--- TASK INPUTS ---

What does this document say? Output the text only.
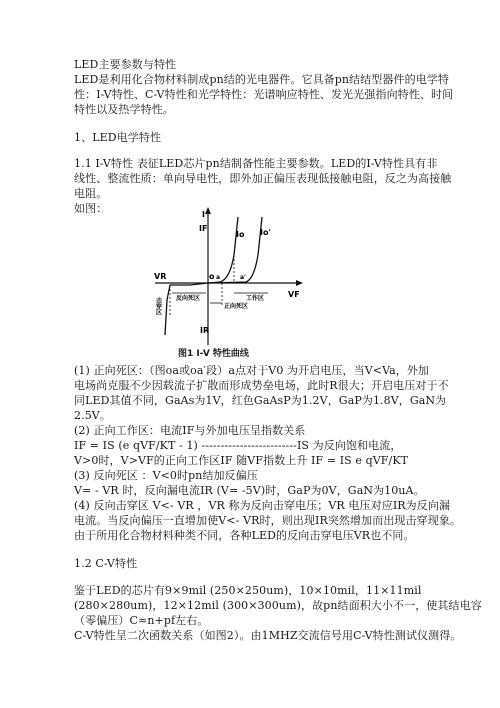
LED主要参数与特性
LED是利用化合物材料制成pn结的光电器件。它具备pn结结型器件的电学特
性：I-V特性、C-V特性和光学特性：光谱响应特性、发光光强指向特性、时间
特性以及热学特性。
1、LED电学特性
1.1 I-V特性 表征LED芯片pn结制备性能主要参数。LED的I-V特性具有非
线性、整流性质：单向导电性，即外加正偏压表现低接触电阻，反之为高接触
电阻。
如图：	I
IF
VR
VF
IR
o a	a'
Io Io'
反向死区	工作区
正向死区
击穿区
图1 I-V 特性曲线
(1) 正向死区：（图oa或oa′段）a点对于V0 为开启电压，当V<Va，外加
电场尚克服不少因载流子扩散而形成势垒电场，此时R很大；开启电压对于不
同LED其值不同，GaAs为1V，红色GaAsP为1.2V，GaP为1.8V，GaN为
2.5V。
(2) 正向工作区：电流IF与外加电压呈指数关系
IF = IS (e qVF/KT - 1) -------------------------IS 为反向饱和电流，
V>0时，V>VF的正向工作区IF 随VF指数上升 IF = IS e qVF/KT
(3) 反向死区 ：V<0时pn结加反偏压
V= - VR 时，反向漏电流IR (V= -5V)时，GaP为0V，GaN为10uA。
(4) 反向击穿区 V<- VR ，VR 称为反向击穿电压；VR 电压对应IR为反向漏
电流。当反向偏压一直增加使V<- VR时，则出现IR突然增加而出现击穿现象。
由于所用化合物材料种类不同，各种LED的反向击穿电压VR也不同。
1.2 C-V特性
鉴于LED的芯片有9×9mil (250×250um)，10×10mil，11×11mil
(280×280um)，12×12mil (300×300um)，故pn结面积大小不一，使其结电容
（零偏压）C≈n+pf左右。
C-V特性呈二次函数关系（如图2）。由1MHZ交流信号用C-V特性测试仪测得。
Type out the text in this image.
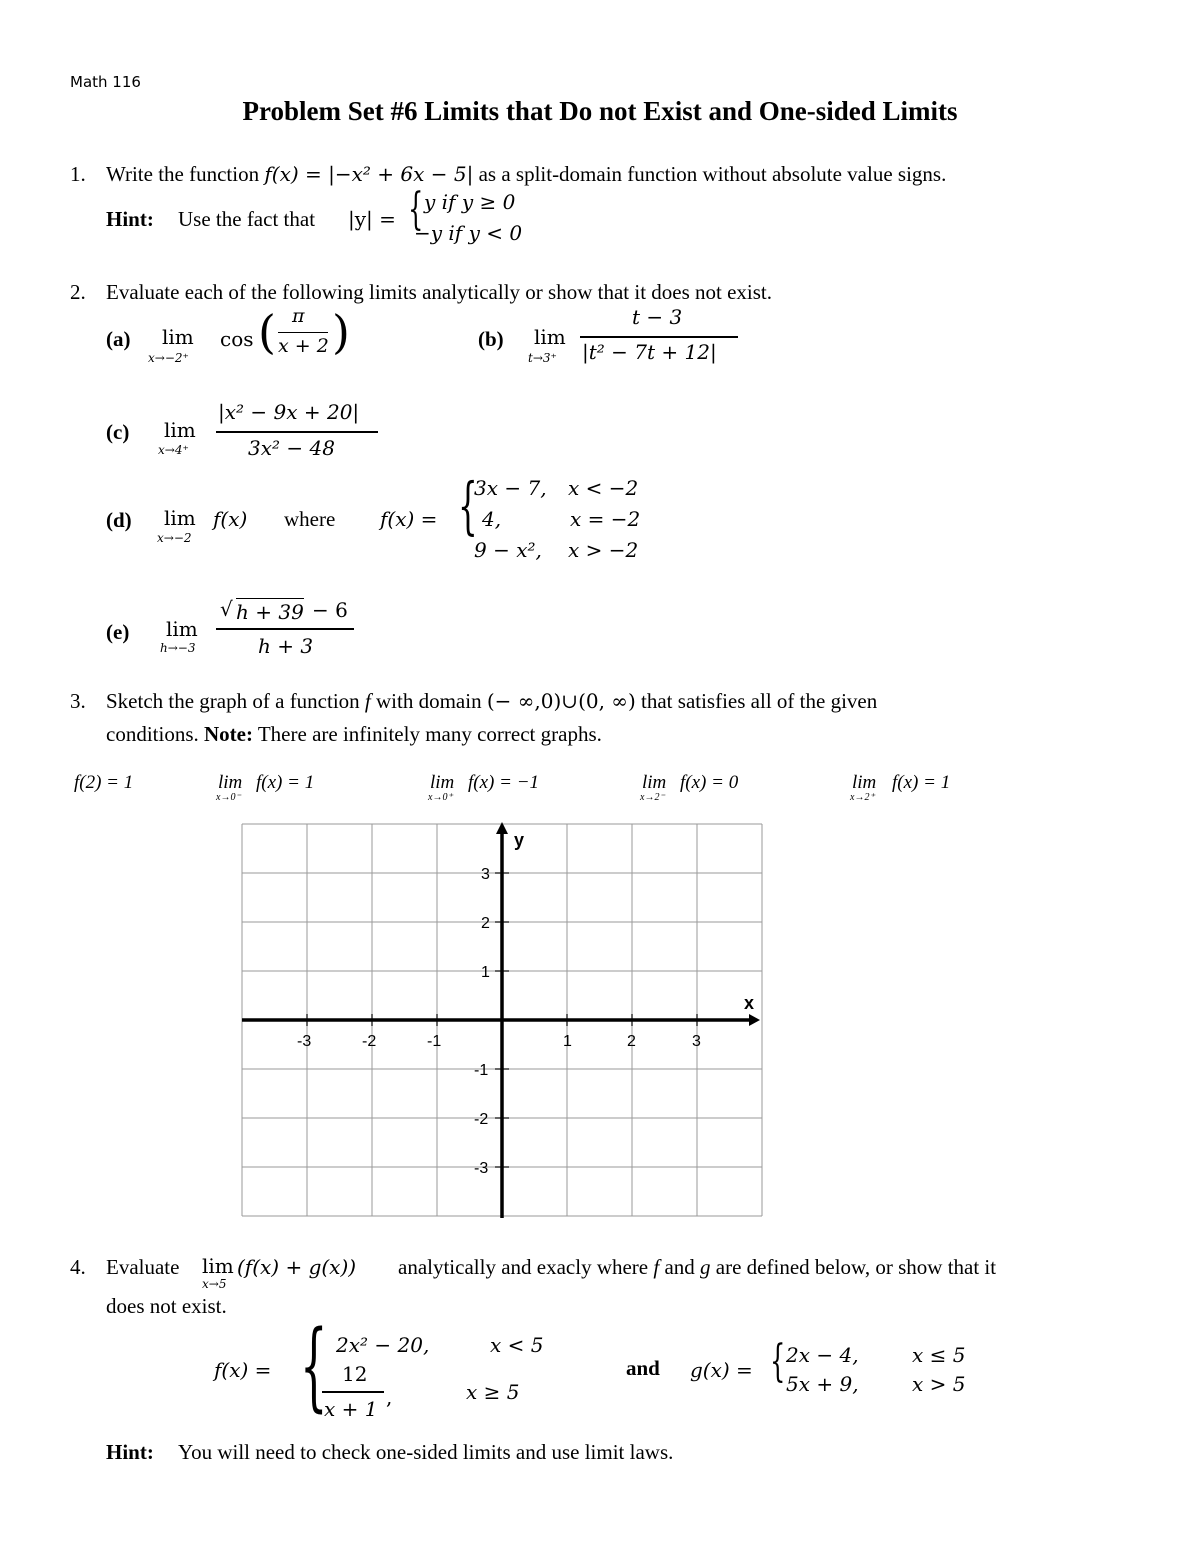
Math 116
Problem Set #6 Limits that Do not Exist and One-sided Limits
1. Write the function f(x) = |−x² + 6x − 5| as a split-domain function without absolute value signs.
Hint: Use the fact that |y| = { y if y ≥ 0
−y if y < 0
2. Evaluate each of the following limits analytically or show that it does not exist.
(a) lim
x→−2⁺
cos ( π
x + 2 )	(b) lim
t→3⁺
t − 3
|t² − 7t + 12|
(c) lim
x→4⁺
|x² − 9x + 20|
3x² − 48
(d) lim
x→−2
f(x) where f(x) = {
3x − 7, x < −2
4,	x = −2
9 − x², x > −2
(e) lim
h→−3
√ h + 39 − 6
h + 3
3. Sketch the graph of a function f with domain (− ∞,0)∪(0, ∞) that satisfies all of the given
conditions. Note: There are infinitely many correct graphs.
f(2) = 1	lim
x→0⁻
f(x) = 1	lim
x→0⁺
f(x) = −1	lim
x→2⁻
f(x) = 0	lim
x→2⁺
f(x) = 1
y
x
-3	-2	-1	1	2	3
3
2
1
-1
-2
-3
4. Evaluate lim
x→5
(f(x) + g(x)) analytically and exacly where f and g are defined below, or show that it
does not exist.
f(x) = { 2x² − 20,	x < 5
12
x + 1 ,	x ≥ 5
and g(x) = { 2x − 4,	x ≤ 5
5x + 9,	x > 5
Hint: You will need to check one-sided limits and use limit laws.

---

> [CHALLENGE] Take the line containing "Type out the text in this image." and every line after it up to the end of the entries, and quote them exactly. Both ends count; the pictures do not.

> [SOLUTION TO THE PROBLEM]
Type out the text in this image.
Math 116
Problem Set #6 Limits that Do not Exist and One-sided Limits
1. Write the function f(x) = |−x² + 6x − 5| as a split-domain function without absolute value signs.
Hint: Use the fact that |y| = { y if y ≥ 0
−y if y < 0
2. Evaluate each of the following limits analytically or show that it does not exist.
(a) lim
x→−2⁺
cos ( π
x + 2 )	(b) lim
t→3⁺
t − 3
|t² − 7t + 12|
(c) lim
x→4⁺
|x² − 9x + 20|
3x² − 48
(d) lim
x→−2
f(x) where f(x) = {
3x − 7, x < −2
4,	x = −2
9 − x², x > −2
(e) lim
h→−3
√ h + 39 − 6
h + 3
3. Sketch the graph of a function f with domain (− ∞,0)∪(0, ∞) that satisfies all of the given
conditions. Note: There are infinitely many correct graphs.
f(2) = 1	lim
x→0⁻
f(x) = 1	lim
x→0⁺
f(x) = −1	lim
x→2⁻
f(x) = 0	lim
x→2⁺
f(x) = 1
y
x
-3	-2	-1	1	2	3
3
2
1
-1
-2
-3
4. Evaluate lim
x→5
(f(x) + g(x)) analytically and exacly where f and g are defined below, or show that it
does not exist.
f(x) = { 2x² − 20,	x < 5
12
x + 1 ,	x ≥ 5
and g(x) = { 2x − 4,	x ≤ 5
5x + 9,	x > 5
Hint: You will need to check one-sided limits and use limit laws.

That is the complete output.